## Begin EXERCISE INPUTS

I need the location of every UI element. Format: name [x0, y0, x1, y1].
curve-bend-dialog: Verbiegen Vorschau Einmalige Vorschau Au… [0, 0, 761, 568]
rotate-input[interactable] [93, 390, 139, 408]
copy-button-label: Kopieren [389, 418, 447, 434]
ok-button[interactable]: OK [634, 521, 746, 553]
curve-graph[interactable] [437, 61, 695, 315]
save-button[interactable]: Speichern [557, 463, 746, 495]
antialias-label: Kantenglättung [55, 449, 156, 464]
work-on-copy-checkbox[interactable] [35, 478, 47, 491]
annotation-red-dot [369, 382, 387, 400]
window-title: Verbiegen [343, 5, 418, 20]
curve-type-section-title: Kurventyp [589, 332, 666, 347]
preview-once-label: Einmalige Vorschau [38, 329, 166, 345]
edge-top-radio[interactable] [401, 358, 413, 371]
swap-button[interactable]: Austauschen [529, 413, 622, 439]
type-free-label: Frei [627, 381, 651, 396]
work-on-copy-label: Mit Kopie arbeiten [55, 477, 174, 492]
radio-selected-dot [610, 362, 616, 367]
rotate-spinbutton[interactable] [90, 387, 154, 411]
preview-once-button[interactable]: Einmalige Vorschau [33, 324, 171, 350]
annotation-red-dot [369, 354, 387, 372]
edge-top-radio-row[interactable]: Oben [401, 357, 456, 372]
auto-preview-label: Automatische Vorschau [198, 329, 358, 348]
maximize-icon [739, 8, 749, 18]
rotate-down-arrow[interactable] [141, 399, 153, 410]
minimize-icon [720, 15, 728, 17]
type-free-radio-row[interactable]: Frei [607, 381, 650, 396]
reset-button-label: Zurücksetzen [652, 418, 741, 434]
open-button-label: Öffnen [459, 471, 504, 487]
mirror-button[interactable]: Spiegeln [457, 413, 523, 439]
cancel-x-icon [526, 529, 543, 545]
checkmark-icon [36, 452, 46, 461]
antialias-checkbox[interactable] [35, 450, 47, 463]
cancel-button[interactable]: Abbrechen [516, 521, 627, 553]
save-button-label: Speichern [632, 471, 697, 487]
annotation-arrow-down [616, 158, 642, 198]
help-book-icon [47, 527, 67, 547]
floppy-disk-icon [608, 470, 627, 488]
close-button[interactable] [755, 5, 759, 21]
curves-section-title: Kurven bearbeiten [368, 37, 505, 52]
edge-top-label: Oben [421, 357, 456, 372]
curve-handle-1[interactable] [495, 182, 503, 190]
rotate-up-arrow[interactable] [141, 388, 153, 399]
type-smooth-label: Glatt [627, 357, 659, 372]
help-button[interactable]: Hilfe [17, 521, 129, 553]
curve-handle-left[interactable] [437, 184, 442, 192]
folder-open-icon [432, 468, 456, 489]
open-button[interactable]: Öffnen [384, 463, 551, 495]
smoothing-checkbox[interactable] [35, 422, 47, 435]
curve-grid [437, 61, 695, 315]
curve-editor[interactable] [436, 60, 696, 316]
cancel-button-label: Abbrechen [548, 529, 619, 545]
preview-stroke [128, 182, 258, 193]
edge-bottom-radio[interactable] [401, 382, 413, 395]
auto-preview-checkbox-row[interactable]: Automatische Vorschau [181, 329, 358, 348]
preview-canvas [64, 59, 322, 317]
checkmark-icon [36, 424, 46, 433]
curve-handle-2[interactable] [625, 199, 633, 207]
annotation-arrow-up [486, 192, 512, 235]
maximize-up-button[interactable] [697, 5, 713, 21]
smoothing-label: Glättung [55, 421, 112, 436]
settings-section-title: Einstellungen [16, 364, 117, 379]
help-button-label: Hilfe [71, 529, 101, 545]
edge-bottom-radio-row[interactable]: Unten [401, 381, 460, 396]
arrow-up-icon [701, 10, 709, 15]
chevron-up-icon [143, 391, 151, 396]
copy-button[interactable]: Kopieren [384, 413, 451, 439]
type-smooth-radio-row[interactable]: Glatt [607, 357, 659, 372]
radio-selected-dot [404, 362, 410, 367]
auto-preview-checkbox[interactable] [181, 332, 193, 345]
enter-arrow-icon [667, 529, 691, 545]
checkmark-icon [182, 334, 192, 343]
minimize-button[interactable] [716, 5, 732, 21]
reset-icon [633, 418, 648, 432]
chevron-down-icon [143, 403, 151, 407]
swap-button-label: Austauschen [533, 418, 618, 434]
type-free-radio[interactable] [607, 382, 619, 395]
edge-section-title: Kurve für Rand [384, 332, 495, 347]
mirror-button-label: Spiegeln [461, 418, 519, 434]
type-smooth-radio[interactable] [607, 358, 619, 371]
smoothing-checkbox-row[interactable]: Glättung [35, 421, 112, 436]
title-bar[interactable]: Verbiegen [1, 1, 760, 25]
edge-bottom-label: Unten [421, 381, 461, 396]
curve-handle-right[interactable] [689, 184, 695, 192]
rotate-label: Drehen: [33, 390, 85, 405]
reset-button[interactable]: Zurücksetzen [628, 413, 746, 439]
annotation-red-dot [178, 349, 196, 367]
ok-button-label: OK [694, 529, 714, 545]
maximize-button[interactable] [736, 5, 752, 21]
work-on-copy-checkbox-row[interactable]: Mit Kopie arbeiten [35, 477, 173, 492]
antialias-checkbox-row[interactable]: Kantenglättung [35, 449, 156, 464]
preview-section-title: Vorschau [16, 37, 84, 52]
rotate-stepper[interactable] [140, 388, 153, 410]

## End EXERCISE INPUTS

WORK REQUIRED: Swap "Kopieren" for "Duplizieren" in the rows from the first one through the line holding "annotation-red-dot [369, 382, 387, 400]", inclusive, and give those lines again with nothing else changed.

FULL ANSWER:
I need the location of every UI element. Format: name [x0, y0, x1, y1].
curve-bend-dialog: Verbiegen Vorschau Einmalige Vorschau Au… [0, 0, 761, 568]
rotate-input[interactable] [93, 390, 139, 408]
copy-button-label: Duplizieren [389, 418, 447, 434]
ok-button[interactable]: OK [634, 521, 746, 553]
curve-graph[interactable] [437, 61, 695, 315]
save-button[interactable]: Speichern [557, 463, 746, 495]
antialias-label: Kantenglättung [55, 449, 156, 464]
work-on-copy-checkbox[interactable] [35, 478, 47, 491]
annotation-red-dot [369, 382, 387, 400]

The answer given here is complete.